§ **PROBLEM TO WORK ON**
Copy out the records in full, word for word, without pictures.

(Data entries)
────────

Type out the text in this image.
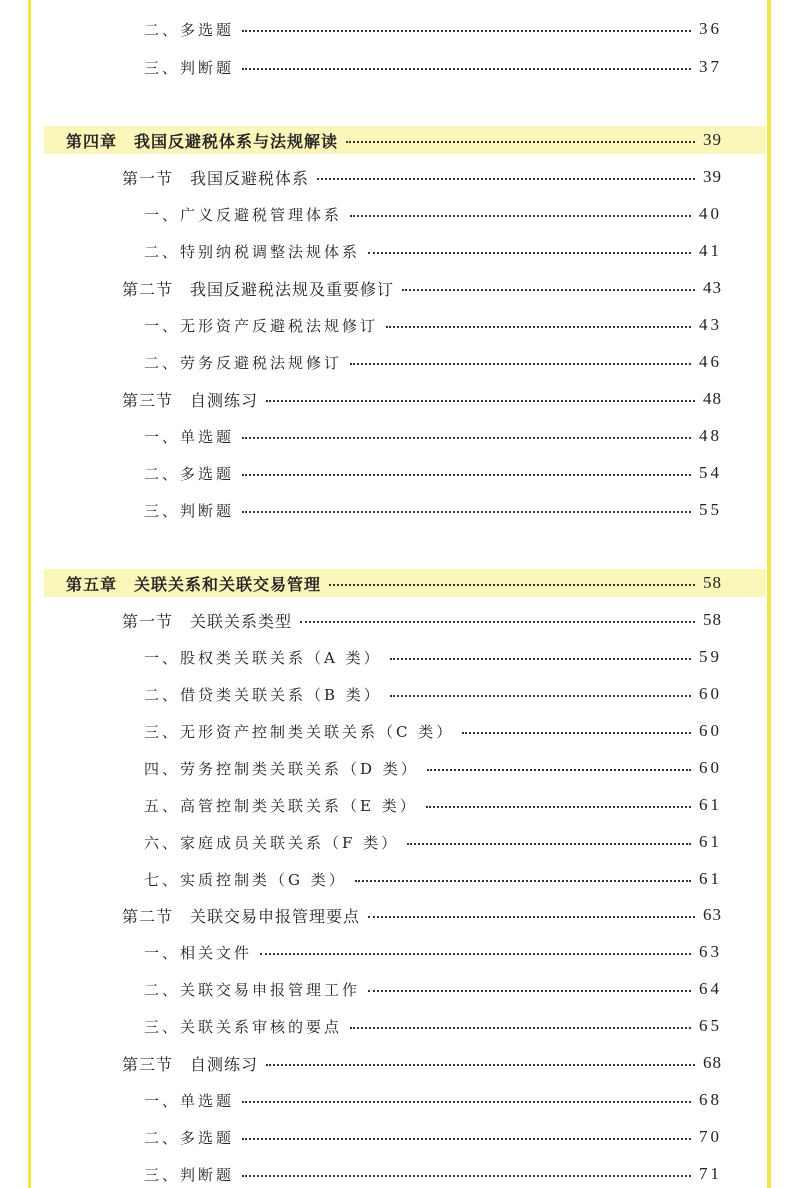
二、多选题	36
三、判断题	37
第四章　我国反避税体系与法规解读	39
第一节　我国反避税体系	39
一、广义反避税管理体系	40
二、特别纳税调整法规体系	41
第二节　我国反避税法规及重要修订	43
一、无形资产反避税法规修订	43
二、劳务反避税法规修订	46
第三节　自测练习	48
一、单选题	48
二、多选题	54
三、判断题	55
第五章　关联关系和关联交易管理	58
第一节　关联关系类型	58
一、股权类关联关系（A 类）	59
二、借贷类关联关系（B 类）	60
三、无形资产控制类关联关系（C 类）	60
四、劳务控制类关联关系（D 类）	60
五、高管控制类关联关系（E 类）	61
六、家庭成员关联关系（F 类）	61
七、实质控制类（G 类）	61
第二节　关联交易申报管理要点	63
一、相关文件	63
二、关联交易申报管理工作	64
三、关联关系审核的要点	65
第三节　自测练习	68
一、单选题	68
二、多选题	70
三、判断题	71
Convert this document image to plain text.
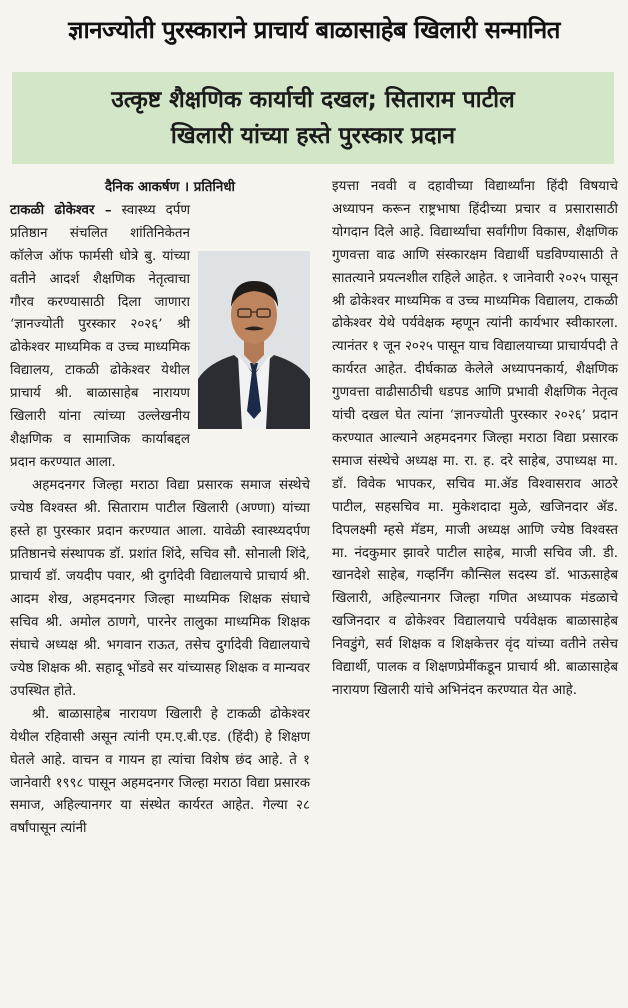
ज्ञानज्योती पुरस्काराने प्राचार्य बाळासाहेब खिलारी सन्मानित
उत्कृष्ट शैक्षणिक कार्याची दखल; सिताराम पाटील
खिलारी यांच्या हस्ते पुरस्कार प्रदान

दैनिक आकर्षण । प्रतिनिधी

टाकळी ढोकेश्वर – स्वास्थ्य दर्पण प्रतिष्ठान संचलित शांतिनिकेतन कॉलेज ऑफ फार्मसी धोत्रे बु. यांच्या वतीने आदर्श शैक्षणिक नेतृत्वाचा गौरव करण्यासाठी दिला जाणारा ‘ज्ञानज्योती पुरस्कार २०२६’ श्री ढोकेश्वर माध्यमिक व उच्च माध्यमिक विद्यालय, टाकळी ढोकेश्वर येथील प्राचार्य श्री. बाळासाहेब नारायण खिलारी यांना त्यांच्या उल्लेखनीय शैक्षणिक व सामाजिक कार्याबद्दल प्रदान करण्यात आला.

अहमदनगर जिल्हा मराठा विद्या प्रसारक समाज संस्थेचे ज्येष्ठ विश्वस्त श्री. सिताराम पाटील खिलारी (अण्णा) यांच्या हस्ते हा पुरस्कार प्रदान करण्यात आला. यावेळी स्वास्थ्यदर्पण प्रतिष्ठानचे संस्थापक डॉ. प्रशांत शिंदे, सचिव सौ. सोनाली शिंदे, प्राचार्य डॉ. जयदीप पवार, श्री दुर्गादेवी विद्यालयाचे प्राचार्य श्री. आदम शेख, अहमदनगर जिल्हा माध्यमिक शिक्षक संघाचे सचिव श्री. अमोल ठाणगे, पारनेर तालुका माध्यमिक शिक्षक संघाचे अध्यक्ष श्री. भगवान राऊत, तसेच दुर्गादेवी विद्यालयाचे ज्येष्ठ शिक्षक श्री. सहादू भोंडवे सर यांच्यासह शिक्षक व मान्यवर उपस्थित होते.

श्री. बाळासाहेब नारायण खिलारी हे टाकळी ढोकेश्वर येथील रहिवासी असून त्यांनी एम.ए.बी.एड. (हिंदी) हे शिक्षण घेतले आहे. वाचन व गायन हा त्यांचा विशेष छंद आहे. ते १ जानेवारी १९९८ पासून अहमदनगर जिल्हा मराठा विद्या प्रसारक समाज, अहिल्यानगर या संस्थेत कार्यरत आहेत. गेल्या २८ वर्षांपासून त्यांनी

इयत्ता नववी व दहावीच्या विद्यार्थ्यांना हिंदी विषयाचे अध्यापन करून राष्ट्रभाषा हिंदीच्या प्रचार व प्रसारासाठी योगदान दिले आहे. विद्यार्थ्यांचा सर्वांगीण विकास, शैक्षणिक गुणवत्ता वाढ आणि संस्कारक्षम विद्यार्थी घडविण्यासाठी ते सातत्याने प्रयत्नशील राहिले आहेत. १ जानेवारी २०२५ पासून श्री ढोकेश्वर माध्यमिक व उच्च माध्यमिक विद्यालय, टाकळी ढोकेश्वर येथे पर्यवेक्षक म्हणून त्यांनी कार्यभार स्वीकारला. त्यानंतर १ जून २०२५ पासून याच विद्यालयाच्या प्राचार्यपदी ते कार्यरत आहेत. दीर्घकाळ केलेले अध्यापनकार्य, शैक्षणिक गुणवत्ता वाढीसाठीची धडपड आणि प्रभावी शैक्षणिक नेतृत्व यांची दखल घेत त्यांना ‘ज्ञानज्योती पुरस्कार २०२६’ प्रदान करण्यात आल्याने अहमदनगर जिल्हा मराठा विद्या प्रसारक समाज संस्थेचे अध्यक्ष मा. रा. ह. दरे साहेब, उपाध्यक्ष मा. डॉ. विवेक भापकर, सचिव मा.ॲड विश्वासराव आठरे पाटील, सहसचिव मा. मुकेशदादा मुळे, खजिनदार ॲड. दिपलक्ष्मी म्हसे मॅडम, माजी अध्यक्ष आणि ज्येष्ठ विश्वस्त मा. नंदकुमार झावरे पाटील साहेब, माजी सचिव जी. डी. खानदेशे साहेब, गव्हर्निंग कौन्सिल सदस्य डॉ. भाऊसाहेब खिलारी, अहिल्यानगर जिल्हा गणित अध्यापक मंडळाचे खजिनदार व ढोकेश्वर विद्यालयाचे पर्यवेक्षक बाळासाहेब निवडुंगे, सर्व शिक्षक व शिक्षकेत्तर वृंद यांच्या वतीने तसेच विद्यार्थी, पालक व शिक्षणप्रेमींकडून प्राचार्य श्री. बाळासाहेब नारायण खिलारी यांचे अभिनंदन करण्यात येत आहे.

────────

§ **ANSWER TO THIS EXERCISE**
Type out the text in this image.
二、多选题	36
三、判断题	37
第四章　我国反避税体系与法规解读	39
第一节　我国反避税体系	39
一、广义反避税管理体系	40
二、特别纳税调整法规体系	41
第二节　我国反避税法规及重要修订	43
一、无形资产反避税法规修订	43
二、劳务反避税法规修订	46
第三节　自测练习	48
一、单选题	48
二、多选题	54
三、判断题	55
第五章　关联关系和关联交易管理	58
第一节　关联关系类型	58
一、股权类关联关系（A 类）	59
二、借贷类关联关系（B 类）	60
三、无形资产控制类关联关系（C 类）	60
四、劳务控制类关联关系（D 类）	60
五、高管控制类关联关系（E 类）	61
六、家庭成员关联关系（F 类）	61
七、实质控制类（G 类）	61
第二节　关联交易申报管理要点	63
一、相关文件	63
二、关联交易申报管理工作	64
三、关联关系审核的要点	65
第三节　自测练习	68
一、单选题	68
二、多选题	70
三、判断题	71
Convert this document image to plain text.
ज्ञानज्योती पुरस्काराने प्राचार्य बाळासाहेब खिलारी सन्मानित
उत्कृष्ट शैक्षणिक कार्याची दखल; सिताराम पाटील
खिलारी यांच्या हस्ते पुरस्कार प्रदान

दैनिक आकर्षण । प्रतिनिधी

टाकळी ढोकेश्वर – स्वास्थ्य दर्पण प्रतिष्ठान संचलित शांतिनिकेतन कॉलेज ऑफ फार्मसी धोत्रे बु. यांच्या वतीने आदर्श शैक्षणिक नेतृत्वाचा गौरव करण्यासाठी दिला जाणारा ‘ज्ञानज्योती पुरस्कार २०२६’ श्री ढोकेश्वर माध्यमिक व उच्च माध्यमिक विद्यालय, टाकळी ढोकेश्वर येथील प्राचार्य श्री. बाळासाहेब नारायण खिलारी यांना त्यांच्या उल्लेखनीय शैक्षणिक व सामाजिक कार्याबद्दल प्रदान करण्यात आला.

अहमदनगर जिल्हा मराठा विद्या प्रसारक समाज संस्थेचे ज्येष्ठ विश्वस्त श्री. सिताराम पाटील खिलारी (अण्णा) यांच्या हस्ते हा पुरस्कार प्रदान करण्यात आला. यावेळी स्वास्थ्यदर्पण प्रतिष्ठानचे संस्थापक डॉ. प्रशांत शिंदे, सचिव सौ. सोनाली शिंदे, प्राचार्य डॉ. जयदीप पवार, श्री दुर्गादेवी विद्यालयाचे प्राचार्य श्री. आदम शेख, अहमदनगर जिल्हा माध्यमिक शिक्षक संघाचे सचिव श्री. अमोल ठाणगे, पारनेर तालुका माध्यमिक शिक्षक संघाचे अध्यक्ष श्री. भगवान राऊत, तसेच दुर्गादेवी विद्यालयाचे ज्येष्ठ शिक्षक श्री. सहादू भोंडवे सर यांच्यासह शिक्षक व मान्यवर उपस्थित होते.

श्री. बाळासाहेब नारायण खिलारी हे टाकळी ढोकेश्वर येथील रहिवासी असून त्यांनी एम.ए.बी.एड. (हिंदी) हे शिक्षण घेतले आहे. वाचन व गायन हा त्यांचा विशेष छंद आहे. ते १ जानेवारी १९९८ पासून अहमदनगर जिल्हा मराठा विद्या प्रसारक समाज, अहिल्यानगर या संस्थेत कार्यरत आहेत. गेल्या २८ वर्षांपासून त्यांनी

इयत्ता नववी व दहावीच्या विद्यार्थ्यांना हिंदी विषयाचे अध्यापन करून राष्ट्रभाषा हिंदीच्या प्रचार व प्रसारासाठी योगदान दिले आहे. विद्यार्थ्यांचा सर्वांगीण विकास, शैक्षणिक गुणवत्ता वाढ आणि संस्कारक्षम विद्यार्थी घडविण्यासाठी ते सातत्याने प्रयत्नशील राहिले आहेत. १ जानेवारी २०२५ पासून श्री ढोकेश्वर माध्यमिक व उच्च माध्यमिक विद्यालय, टाकळी ढोकेश्वर येथे पर्यवेक्षक म्हणून त्यांनी कार्यभार स्वीकारला. त्यानंतर १ जून २०२५ पासून याच विद्यालयाच्या प्राचार्यपदी ते कार्यरत आहेत. दीर्घकाळ केलेले अध्यापनकार्य, शैक्षणिक गुणवत्ता वाढीसाठीची धडपड आणि प्रभावी शैक्षणिक नेतृत्व यांची दखल घेत त्यांना ‘ज्ञानज्योती पुरस्कार २०२६’ प्रदान करण्यात आल्याने अहमदनगर जिल्हा मराठा विद्या प्रसारक समाज संस्थेचे अध्यक्ष मा. रा. ह. दरे साहेब, उपाध्यक्ष मा. डॉ. विवेक भापकर, सचिव मा.ॲड विश्वासराव आठरे पाटील, सहसचिव मा. मुकेशदादा मुळे, खजिनदार ॲड. दिपलक्ष्मी म्हसे मॅडम, माजी अध्यक्ष आणि ज्येष्ठ विश्वस्त मा. नंदकुमार झावरे पाटील साहेब, माजी सचिव जी. डी. खानदेशे साहेब, गव्हर्निंग कौन्सिल सदस्य डॉ. भाऊसाहेब खिलारी, अहिल्यानगर जिल्हा गणित अध्यापक मंडळाचे खजिनदार व ढोकेश्वर विद्यालयाचे पर्यवेक्षक बाळासाहेब निवडुंगे, सर्व शिक्षक व शिक्षकेत्तर वृंद यांच्या वतीने तसेच विद्यार्थी, पालक व शिक्षणप्रेमींकडून प्राचार्य श्री. बाळासाहेब नारायण खिलारी यांचे अभिनंदन करण्यात येत आहे.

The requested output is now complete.